The 1902 Shamakhi earthquake occurred on 13 February with a moment magnitude of 7.4 and maximum Modified Mercalli intensity of IX (Violent). Up to 2,000 people died and thousands more were injured in the Shemakha uezd within the Baku Governorate of the Russian Empire (present-day Republic of Azerbaijan). About 7,439 buildings were damaged or destroyed in the city and surrounding villages. Shamakhi had been devastated by earlier earthquakes in 1806, 1859 and 1872. The 1902 earthquakes remains one of the most destructive in Azerbaijan.

==Geology==
Azerbaijan is situated in a region of subduction involving the Arabian and Eurasian plates which has been ongoing for 5 million years, forming as a result the Greater Caucasus Range. The Main Caucasus Thrust Fault, a north-dipping fault, accommodates most of the plate interaction. Subduction was later accommodated 1.5 million years ago by the Kura fold and thrust belt. The Kura fold and thrust belt spans 275 km from Tbilisi in Georgia to Shamakhi, consisting of a series of thrust faults.

==Earthquake==
Isoseismal mapping of affected buildings indicate an epicenter location close to Shamakhi and the rupture was consistent with that occurring on the Kura Thrust Fault. Paleoseismic studies involving trenching in Agsu District revealed surface ruptures associated with two earthquakes. The older of the two may correspond to a large earthquake in 1668 while the younger could reflect the 1902 event which displayed 3.5 m of offset. By estimating a rupture area of 50 by 30 km2, consistent with the area of major damage, and considering the 3.5 m of average slip, the moment magnitude is 7.4.

_EXERCISE REQUIREMENTS:_
1. Answer from the Shamakhi earthquake text:
(a) About how many buildings were damaged or destroyed in the city and surrounding villages?
(b) Between which two places does the Kura fold and thrust belt span, and over what distance?
(c) What rupture area was estimated in calculating the moment magnitude?
2. Pick up the Shamakhi earthquake text after its last sentence and keep writing it.
The lines after this have nothing to do with the Shamakhi earthquake text.

_INFORMATION PROVIDED:_
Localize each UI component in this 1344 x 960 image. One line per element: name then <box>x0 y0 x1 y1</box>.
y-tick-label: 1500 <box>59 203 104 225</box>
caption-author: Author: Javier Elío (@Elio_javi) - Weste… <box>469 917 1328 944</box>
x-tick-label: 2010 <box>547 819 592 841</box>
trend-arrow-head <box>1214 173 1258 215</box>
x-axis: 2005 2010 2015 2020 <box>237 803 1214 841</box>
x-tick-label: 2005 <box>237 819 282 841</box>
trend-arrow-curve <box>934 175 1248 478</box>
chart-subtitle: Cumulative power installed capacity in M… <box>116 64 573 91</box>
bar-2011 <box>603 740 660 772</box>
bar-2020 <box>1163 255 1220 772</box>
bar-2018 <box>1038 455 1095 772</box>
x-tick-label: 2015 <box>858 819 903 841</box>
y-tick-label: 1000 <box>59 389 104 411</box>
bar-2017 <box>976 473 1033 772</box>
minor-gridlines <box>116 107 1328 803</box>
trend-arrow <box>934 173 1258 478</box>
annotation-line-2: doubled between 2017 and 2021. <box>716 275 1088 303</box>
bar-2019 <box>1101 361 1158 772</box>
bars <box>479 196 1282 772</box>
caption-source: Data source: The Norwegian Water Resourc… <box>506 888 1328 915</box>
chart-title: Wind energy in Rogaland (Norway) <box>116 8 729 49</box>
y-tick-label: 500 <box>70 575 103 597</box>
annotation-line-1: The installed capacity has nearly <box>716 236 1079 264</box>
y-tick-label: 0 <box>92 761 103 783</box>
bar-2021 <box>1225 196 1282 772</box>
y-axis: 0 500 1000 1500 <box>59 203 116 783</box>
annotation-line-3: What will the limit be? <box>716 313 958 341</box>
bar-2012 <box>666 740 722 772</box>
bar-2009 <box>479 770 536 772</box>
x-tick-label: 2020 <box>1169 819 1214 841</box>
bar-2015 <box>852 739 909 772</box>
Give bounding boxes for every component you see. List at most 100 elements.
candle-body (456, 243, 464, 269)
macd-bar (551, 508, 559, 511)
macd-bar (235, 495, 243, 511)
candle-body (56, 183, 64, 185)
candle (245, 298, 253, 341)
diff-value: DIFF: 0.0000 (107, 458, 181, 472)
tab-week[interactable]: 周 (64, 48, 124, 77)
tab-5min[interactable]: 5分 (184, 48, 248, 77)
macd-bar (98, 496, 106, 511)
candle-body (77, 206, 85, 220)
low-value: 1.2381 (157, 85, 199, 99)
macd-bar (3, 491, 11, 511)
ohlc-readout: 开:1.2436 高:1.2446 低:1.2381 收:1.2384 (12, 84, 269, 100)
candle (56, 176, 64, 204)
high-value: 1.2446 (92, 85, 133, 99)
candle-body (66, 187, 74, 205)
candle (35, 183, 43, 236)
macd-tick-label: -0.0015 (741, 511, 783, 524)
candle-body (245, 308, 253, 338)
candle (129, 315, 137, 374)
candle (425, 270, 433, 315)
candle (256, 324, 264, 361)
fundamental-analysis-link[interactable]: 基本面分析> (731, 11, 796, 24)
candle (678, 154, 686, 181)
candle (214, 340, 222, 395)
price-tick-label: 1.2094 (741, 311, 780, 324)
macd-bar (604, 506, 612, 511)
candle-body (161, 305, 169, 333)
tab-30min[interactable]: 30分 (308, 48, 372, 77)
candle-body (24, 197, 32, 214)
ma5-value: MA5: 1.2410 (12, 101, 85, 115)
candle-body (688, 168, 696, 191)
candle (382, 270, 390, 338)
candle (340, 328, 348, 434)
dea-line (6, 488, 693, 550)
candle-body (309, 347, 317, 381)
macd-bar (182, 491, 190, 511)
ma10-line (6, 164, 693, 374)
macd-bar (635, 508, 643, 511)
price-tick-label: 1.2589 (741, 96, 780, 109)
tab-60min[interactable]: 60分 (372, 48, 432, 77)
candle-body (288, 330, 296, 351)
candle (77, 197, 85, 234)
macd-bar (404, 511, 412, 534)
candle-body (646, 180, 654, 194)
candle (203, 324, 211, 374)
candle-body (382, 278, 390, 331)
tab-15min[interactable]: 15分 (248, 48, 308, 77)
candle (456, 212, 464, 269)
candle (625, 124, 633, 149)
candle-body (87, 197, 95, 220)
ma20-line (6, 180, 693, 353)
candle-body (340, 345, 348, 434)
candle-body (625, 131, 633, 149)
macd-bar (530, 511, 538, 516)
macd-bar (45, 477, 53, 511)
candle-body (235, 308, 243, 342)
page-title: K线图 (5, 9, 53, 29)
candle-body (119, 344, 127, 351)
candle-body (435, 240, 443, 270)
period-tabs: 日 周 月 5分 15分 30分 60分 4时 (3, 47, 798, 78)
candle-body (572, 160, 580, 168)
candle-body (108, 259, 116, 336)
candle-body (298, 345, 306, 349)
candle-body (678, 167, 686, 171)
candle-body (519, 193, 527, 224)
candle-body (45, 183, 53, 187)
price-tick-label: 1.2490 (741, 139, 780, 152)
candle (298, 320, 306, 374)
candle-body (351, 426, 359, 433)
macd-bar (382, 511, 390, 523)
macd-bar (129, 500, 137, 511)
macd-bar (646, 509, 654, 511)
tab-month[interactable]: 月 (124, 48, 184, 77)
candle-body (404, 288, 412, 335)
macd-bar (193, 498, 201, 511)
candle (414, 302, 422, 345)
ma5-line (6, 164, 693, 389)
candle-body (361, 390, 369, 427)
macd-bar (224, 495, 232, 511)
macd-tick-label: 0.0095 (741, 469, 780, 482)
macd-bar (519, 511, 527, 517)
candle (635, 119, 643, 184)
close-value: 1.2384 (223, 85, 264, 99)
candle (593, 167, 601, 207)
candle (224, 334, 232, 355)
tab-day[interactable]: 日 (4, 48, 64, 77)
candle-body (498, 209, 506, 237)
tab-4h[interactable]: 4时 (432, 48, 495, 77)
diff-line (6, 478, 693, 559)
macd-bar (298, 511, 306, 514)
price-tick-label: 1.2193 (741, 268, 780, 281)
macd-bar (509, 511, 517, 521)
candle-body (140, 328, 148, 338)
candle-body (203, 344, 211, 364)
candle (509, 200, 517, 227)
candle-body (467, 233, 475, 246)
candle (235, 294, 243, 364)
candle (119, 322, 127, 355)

_RESULTS OF THE EXERCISE:_
1.
(a) About 7,439.
(b) From Tbilisi in Georgia to Shamakhi, a distance of 275 km.
(c) 50 by 30 km2.

2.
==Impact==
The earthquake struck at noon, and Shamakhi was totally destroyed. In addition to the city in ruins, the earthquake also devastated 125 nearby settlements. The destruction of 4,000 homes left 20,000 people homeless. Eight historical mosques, 42 churches, more than 10 madrasas, as well as many commercial buildings and shops were destroyed. In the villages outside the city, over 3,000 houses, many mosques and farmhouses were razed. Damage was made worse by fires started from people cooking; it destroyed many structures that were still standing. The destruction of Shamakhi was attributed to wet soil conditions and building materials which consisted of stones and clay mortar. Damage was light in areas where Christians lived because most homes in these areas were constructed from wood.